RECORDS PROVIDED

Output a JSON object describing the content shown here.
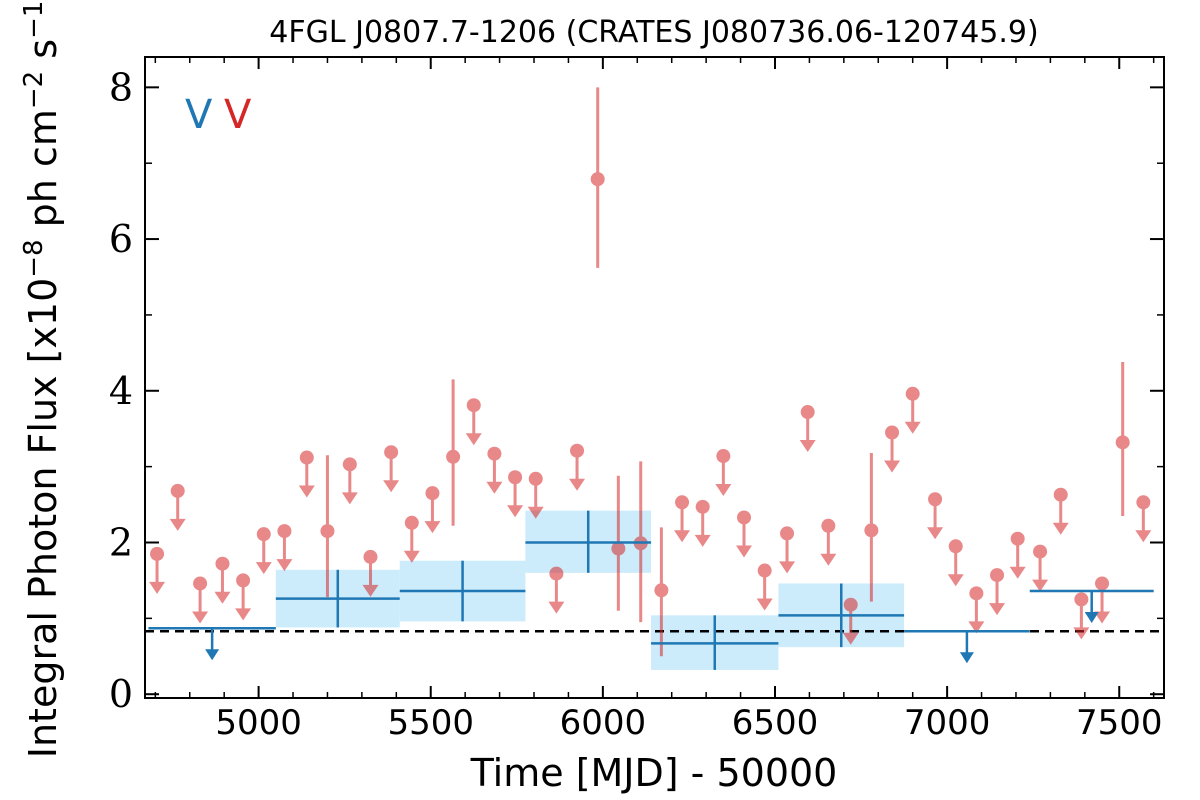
{
  "colors": {
    "blue": "#1f77b4",
    "red": "#d62728",
    "red_light": "#e8828a",
    "band": "#ccebfb",
    "baseline": "#000000"
  },
  "chart_data": {
    "type": "scatter",
    "title": "4FGL J0807.7-1206 (CRATES J080736.06-120745.9)",
    "xlabel": "Time [MJD] - 50000",
    "ylabel": "Integral Photon Flux [x10^{-8} ph cm^{-2} s^{-1}]",
    "xlim": [
      4670,
      7630
    ],
    "ylim": [
      -0.05,
      8.4
    ],
    "x_ticks": [
      5000,
      5500,
      6000,
      6500,
      7000,
      7500
    ],
    "y_ticks": [
      0,
      2,
      4,
      6,
      8
    ],
    "legend": {
      "position": "top-left",
      "entries": [
        {
          "label": "V",
          "color": "blue"
        },
        {
          "label": "V",
          "color": "red"
        }
      ]
    },
    "baseline": 0.83,
    "series": [
      {
        "color": "blue",
        "bins": [
          {
            "x0": 4680,
            "x1": 5050,
            "y": 0.87,
            "upper_limit": true
          },
          {
            "x0": 5050,
            "x1": 5410,
            "y": 1.26,
            "lo": 0.88,
            "hi": 1.64
          },
          {
            "x0": 5410,
            "x1": 5775,
            "y": 1.36,
            "lo": 0.96,
            "hi": 1.76
          },
          {
            "x0": 5775,
            "x1": 6140,
            "y": 2.0,
            "lo": 1.6,
            "hi": 2.42
          },
          {
            "x0": 6140,
            "x1": 6510,
            "y": 0.67,
            "lo": 0.32,
            "hi": 1.04
          },
          {
            "x0": 6510,
            "x1": 6875,
            "y": 1.04,
            "lo": 0.62,
            "hi": 1.46
          },
          {
            "x0": 6875,
            "x1": 7240,
            "y": 0.83,
            "upper_limit": true
          },
          {
            "x0": 7240,
            "x1": 7600,
            "y": 1.36,
            "upper_limit": true
          }
        ]
      },
      {
        "color": "red",
        "points": [
          {
            "x": 4705,
            "y": 1.85,
            "upper_limit": true
          },
          {
            "x": 4765,
            "y": 2.68,
            "upper_limit": true
          },
          {
            "x": 4830,
            "y": 1.46,
            "upper_limit": true
          },
          {
            "x": 4895,
            "y": 1.72,
            "upper_limit": true
          },
          {
            "x": 4955,
            "y": 1.5,
            "upper_limit": true
          },
          {
            "x": 5015,
            "y": 2.11,
            "upper_limit": true
          },
          {
            "x": 5075,
            "y": 2.15,
            "upper_limit": true
          },
          {
            "x": 5140,
            "y": 3.12,
            "upper_limit": true
          },
          {
            "x": 5200,
            "y": 2.15,
            "lo": 1.28,
            "hi": 3.15
          },
          {
            "x": 5265,
            "y": 3.03,
            "upper_limit": true
          },
          {
            "x": 5325,
            "y": 1.81,
            "upper_limit": true
          },
          {
            "x": 5385,
            "y": 3.19,
            "upper_limit": true
          },
          {
            "x": 5445,
            "y": 2.26,
            "upper_limit": true
          },
          {
            "x": 5505,
            "y": 2.65,
            "upper_limit": true
          },
          {
            "x": 5565,
            "y": 3.13,
            "lo": 2.22,
            "hi": 4.15
          },
          {
            "x": 5625,
            "y": 3.81,
            "upper_limit": true
          },
          {
            "x": 5685,
            "y": 3.17,
            "upper_limit": true
          },
          {
            "x": 5745,
            "y": 2.86,
            "upper_limit": true
          },
          {
            "x": 5805,
            "y": 2.84,
            "upper_limit": true
          },
          {
            "x": 5865,
            "y": 1.59,
            "upper_limit": true
          },
          {
            "x": 5925,
            "y": 3.21,
            "upper_limit": true
          },
          {
            "x": 5985,
            "y": 6.79,
            "lo": 5.62,
            "hi": 8.0
          },
          {
            "x": 6045,
            "y": 1.92,
            "lo": 1.1,
            "hi": 2.88
          },
          {
            "x": 6110,
            "y": 1.99,
            "lo": 0.95,
            "hi": 3.07
          },
          {
            "x": 6170,
            "y": 1.37,
            "lo": 0.5,
            "hi": 2.2
          },
          {
            "x": 6230,
            "y": 2.53,
            "upper_limit": true
          },
          {
            "x": 6290,
            "y": 2.47,
            "upper_limit": true
          },
          {
            "x": 6350,
            "y": 3.14,
            "upper_limit": true
          },
          {
            "x": 6410,
            "y": 2.33,
            "upper_limit": true
          },
          {
            "x": 6470,
            "y": 1.63,
            "upper_limit": true
          },
          {
            "x": 6535,
            "y": 2.12,
            "upper_limit": true
          },
          {
            "x": 6595,
            "y": 3.72,
            "upper_limit": true
          },
          {
            "x": 6655,
            "y": 2.22,
            "upper_limit": true
          },
          {
            "x": 6720,
            "y": 1.18,
            "upper_limit": true
          },
          {
            "x": 6780,
            "y": 2.16,
            "lo": 1.22,
            "hi": 3.18
          },
          {
            "x": 6840,
            "y": 3.45,
            "upper_limit": true
          },
          {
            "x": 6900,
            "y": 3.96,
            "upper_limit": true
          },
          {
            "x": 6965,
            "y": 2.57,
            "upper_limit": true
          },
          {
            "x": 7025,
            "y": 1.95,
            "upper_limit": true
          },
          {
            "x": 7085,
            "y": 1.33,
            "upper_limit": true
          },
          {
            "x": 7145,
            "y": 1.57,
            "upper_limit": true
          },
          {
            "x": 7205,
            "y": 2.05,
            "upper_limit": true
          },
          {
            "x": 7270,
            "y": 1.88,
            "upper_limit": true
          },
          {
            "x": 7330,
            "y": 2.63,
            "upper_limit": true
          },
          {
            "x": 7390,
            "y": 1.25,
            "upper_limit": true
          },
          {
            "x": 7450,
            "y": 1.46,
            "upper_limit": true
          },
          {
            "x": 7510,
            "y": 3.32,
            "lo": 2.35,
            "hi": 4.38
          },
          {
            "x": 7570,
            "y": 2.53,
            "upper_limit": true
          }
        ]
      }
    ]
  }
}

STATED EXERCISE
Set down the lines of the records above exactly, apart from the pictures.

THE SOLUTION
Output a JSON object describing the content shown here.
{
  "colors": {
    "blue": "#1f77b4",
    "red": "#d62728",
    "red_light": "#e8828a",
    "band": "#ccebfb",
    "baseline": "#000000"
  },
  "chart_data": {
    "type": "scatter",
    "title": "4FGL J0807.7-1206 (CRATES J080736.06-120745.9)",
    "xlabel": "Time [MJD] - 50000",
    "ylabel": "Integral Photon Flux [x10^{-8} ph cm^{-2} s^{-1}]",
    "xlim": [
      4670,
      7630
    ],
    "ylim": [
      -0.05,
      8.4
    ],
    "x_ticks": [
      5000,
      5500,
      6000,
      6500,
      7000,
      7500
    ],
    "y_ticks": [
      0,
      2,
      4,
      6,
      8
    ],
    "legend": {
      "position": "top-left",
      "entries": [
        {
          "label": "V",
          "color": "blue"
        },
        {
          "label": "V",
          "color": "red"
        }
      ]
    },
    "baseline": 0.83,
    "series": [
      {
        "color": "blue",
        "bins": [
          {
            "x0": 4680,
            "x1": 5050,
            "y": 0.87,
            "upper_limit": true
          },
          {
            "x0": 5050,
            "x1": 5410,
            "y": 1.26,
            "lo": 0.88,
            "hi": 1.64
          },
          {
            "x0": 5410,
            "x1": 5775,
            "y": 1.36,
            "lo": 0.96,
            "hi": 1.76
          },
          {
            "x0": 5775,
            "x1": 6140,
            "y": 2.0,
            "lo": 1.6,
            "hi": 2.42
          },
          {
            "x0": 6140,
            "x1": 6510,
            "y": 0.67,
            "lo": 0.32,
            "hi": 1.04
          },
          {
            "x0": 6510,
            "x1": 6875,
            "y": 1.04,
            "lo": 0.62,
            "hi": 1.46
          },
          {
            "x0": 6875,
            "x1": 7240,
            "y": 0.83,
            "upper_limit": true
          },
          {
            "x0": 7240,
            "x1": 7600,
            "y": 1.36,
            "upper_limit": true
          }
        ]
      },
      {
        "color": "red",
        "points": [
          {
            "x": 4705,
            "y": 1.85,
            "upper_limit": true
          },
          {
            "x": 4765,
            "y": 2.68,
            "upper_limit": true
          },
          {
            "x": 4830,
            "y": 1.46,
            "upper_limit": true
          },
          {
            "x": 4895,
            "y": 1.72,
            "upper_limit": true
          },
          {
            "x": 4955,
            "y": 1.5,
            "upper_limit": true
          },
          {
            "x": 5015,
            "y": 2.11,
            "upper_limit": true
          },
          {
            "x": 5075,
            "y": 2.15,
            "upper_limit": true
          },
          {
            "x": 5140,
            "y": 3.12,
            "upper_limit": true
          },
          {
            "x": 5200,
            "y": 2.15,
            "lo": 1.28,
            "hi": 3.15
          },
          {
            "x": 5265,
            "y": 3.03,
            "upper_limit": true
          },
          {
            "x": 5325,
            "y": 1.81,
            "upper_limit": true
          },
          {
            "x": 5385,
            "y": 3.19,
            "upper_limit": true
          },
          {
            "x": 5445,
            "y": 2.26,
            "upper_limit": true
          },
          {
            "x": 5505,
            "y": 2.65,
            "upper_limit": true
          },
          {
            "x": 5565,
            "y": 3.13,
            "lo": 2.22,
            "hi": 4.15
          },
          {
            "x": 5625,
            "y": 3.81,
            "upper_limit": true
          },
          {
            "x": 5685,
            "y": 3.17,
            "upper_limit": true
          },
          {
            "x": 5745,
            "y": 2.86,
            "upper_limit": true
          },
          {
            "x": 5805,
            "y": 2.84,
            "upper_limit": true
          },
          {
            "x": 5865,
            "y": 1.59,
            "upper_limit": true
          },
          {
            "x": 5925,
            "y": 3.21,
            "upper_limit": true
          },
          {
            "x": 5985,
            "y": 6.79,
            "lo": 5.62,
            "hi": 8.0
          },
          {
            "x": 6045,
            "y": 1.92,
            "lo": 1.1,
            "hi": 2.88
          },
          {
            "x": 6110,
            "y": 1.99,
            "lo": 0.95,
            "hi": 3.07
          },
          {
            "x": 6170,
            "y": 1.37,
            "lo": 0.5,
            "hi": 2.2
          },
          {
            "x": 6230,
            "y": 2.53,
            "upper_limit": true
          },
          {
            "x": 6290,
            "y": 2.47,
            "upper_limit": true
          },
          {
            "x": 6350,
            "y": 3.14,
            "upper_limit": true
          },
          {
            "x": 6410,
            "y": 2.33,
            "upper_limit": true
          },
          {
            "x": 6470,
            "y": 1.63,
            "upper_limit": true
          },
          {
            "x": 6535,
            "y": 2.12,
            "upper_limit": true
          },
          {
            "x": 6595,
            "y": 3.72,
            "upper_limit": true
          },
          {
            "x": 6655,
            "y": 2.22,
            "upper_limit": true
          },
          {
            "x": 6720,
            "y": 1.18,
            "upper_limit": true
          },
          {
            "x": 6780,
            "y": 2.16,
            "lo": 1.22,
            "hi": 3.18
          },
          {
            "x": 6840,
            "y": 3.45,
            "upper_limit": true
          },
          {
            "x": 6900,
            "y": 3.96,
            "upper_limit": true
          },
          {
            "x": 6965,
            "y": 2.57,
            "upper_limit": true
          },
          {
            "x": 7025,
            "y": 1.95,
            "upper_limit": true
          },
          {
            "x": 7085,
            "y": 1.33,
            "upper_limit": true
          },
          {
            "x": 7145,
            "y": 1.57,
            "upper_limit": true
          },
          {
            "x": 7205,
            "y": 2.05,
            "upper_limit": true
          },
          {
            "x": 7270,
            "y": 1.88,
            "upper_limit": true
          },
          {
            "x": 7330,
            "y": 2.63,
            "upper_limit": true
          },
          {
            "x": 7390,
            "y": 1.25,
            "upper_limit": true
          },
          {
            "x": 7450,
            "y": 1.46,
            "upper_limit": true
          },
          {
            "x": 7510,
            "y": 3.32,
            "lo": 2.35,
            "hi": 4.38
          },
          {
            "x": 7570,
            "y": 2.53,
            "upper_limit": true
          }
        ]
      }
    ]
  }
}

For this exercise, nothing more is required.